■ RECORDS PROVIDED

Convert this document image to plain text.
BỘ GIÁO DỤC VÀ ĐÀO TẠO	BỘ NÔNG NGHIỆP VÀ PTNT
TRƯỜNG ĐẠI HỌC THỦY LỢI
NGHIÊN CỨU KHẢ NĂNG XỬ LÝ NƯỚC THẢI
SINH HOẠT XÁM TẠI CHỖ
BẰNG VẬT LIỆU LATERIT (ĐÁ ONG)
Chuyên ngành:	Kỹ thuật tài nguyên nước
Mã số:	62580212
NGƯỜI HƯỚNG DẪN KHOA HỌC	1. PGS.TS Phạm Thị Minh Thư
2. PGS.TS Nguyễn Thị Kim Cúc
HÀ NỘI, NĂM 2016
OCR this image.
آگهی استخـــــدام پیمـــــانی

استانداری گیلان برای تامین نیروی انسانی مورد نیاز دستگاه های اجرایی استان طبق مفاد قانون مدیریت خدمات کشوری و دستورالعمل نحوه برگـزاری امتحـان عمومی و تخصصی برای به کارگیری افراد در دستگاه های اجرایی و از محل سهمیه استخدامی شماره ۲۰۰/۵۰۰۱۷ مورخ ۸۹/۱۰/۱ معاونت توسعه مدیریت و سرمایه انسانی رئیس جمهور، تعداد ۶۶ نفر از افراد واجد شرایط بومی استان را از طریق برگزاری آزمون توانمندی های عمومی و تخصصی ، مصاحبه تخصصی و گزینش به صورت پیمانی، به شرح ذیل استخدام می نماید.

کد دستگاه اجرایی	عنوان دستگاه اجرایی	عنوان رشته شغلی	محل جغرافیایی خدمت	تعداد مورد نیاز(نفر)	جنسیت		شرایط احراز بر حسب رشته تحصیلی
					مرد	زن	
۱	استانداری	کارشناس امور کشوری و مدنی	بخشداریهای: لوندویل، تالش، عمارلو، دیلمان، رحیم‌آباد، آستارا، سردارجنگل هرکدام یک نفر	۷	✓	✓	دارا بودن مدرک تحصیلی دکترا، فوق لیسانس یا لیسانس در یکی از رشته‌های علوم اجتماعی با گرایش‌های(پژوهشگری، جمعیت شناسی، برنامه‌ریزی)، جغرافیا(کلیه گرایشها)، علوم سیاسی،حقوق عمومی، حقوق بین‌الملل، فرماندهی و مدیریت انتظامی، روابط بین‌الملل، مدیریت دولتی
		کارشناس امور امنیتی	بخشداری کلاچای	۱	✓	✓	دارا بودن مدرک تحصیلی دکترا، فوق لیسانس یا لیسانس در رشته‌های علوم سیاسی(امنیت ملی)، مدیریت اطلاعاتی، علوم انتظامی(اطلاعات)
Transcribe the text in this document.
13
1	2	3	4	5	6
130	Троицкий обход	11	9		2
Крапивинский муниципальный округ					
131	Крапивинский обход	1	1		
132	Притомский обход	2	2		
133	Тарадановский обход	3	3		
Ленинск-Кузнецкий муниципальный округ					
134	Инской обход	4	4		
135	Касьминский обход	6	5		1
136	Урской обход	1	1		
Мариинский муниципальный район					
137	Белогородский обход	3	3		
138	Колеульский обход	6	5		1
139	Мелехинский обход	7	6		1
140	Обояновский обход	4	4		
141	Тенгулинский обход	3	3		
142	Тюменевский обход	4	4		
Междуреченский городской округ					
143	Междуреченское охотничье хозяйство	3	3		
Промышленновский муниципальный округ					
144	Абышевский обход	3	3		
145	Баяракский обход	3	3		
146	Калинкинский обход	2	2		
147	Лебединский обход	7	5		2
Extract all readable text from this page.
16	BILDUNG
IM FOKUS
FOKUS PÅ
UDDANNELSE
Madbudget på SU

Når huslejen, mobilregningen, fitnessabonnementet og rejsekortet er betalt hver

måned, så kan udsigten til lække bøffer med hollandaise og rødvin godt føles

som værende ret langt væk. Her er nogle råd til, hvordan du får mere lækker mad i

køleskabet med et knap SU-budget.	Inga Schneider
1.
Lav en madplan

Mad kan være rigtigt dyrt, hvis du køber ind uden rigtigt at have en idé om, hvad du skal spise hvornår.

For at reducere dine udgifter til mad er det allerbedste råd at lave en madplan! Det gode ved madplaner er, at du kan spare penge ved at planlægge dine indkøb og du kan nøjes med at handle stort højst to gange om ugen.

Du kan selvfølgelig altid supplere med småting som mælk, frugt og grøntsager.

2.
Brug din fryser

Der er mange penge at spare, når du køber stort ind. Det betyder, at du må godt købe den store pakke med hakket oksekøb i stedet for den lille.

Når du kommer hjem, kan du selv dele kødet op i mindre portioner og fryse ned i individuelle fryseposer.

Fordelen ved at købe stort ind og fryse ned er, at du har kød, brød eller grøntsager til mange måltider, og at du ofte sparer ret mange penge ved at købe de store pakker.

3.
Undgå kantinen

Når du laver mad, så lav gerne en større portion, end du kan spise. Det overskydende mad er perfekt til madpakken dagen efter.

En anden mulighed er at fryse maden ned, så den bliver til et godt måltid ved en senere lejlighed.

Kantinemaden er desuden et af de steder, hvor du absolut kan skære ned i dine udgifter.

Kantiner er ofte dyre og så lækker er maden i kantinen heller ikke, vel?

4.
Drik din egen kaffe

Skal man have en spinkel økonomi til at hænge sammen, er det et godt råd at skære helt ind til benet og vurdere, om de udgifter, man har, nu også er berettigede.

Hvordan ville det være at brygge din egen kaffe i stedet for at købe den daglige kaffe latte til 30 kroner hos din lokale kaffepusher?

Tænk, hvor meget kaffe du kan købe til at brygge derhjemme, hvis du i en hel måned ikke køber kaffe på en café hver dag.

■ TASK STATEMENT
Pull out all lines from the listing that contain the string "hvis".

■ ANSWER FOR THE TASK
Mad kan være rigtigt dyrt, hvis du køber ind uden rigtigt at have en idé om, hvad du skal spise hvornår.
Tænk, hvor meget kaffe du kan købe til at brygge derhjemme, hvis du i en hel måned ikke køber kaffe på en café hver dag.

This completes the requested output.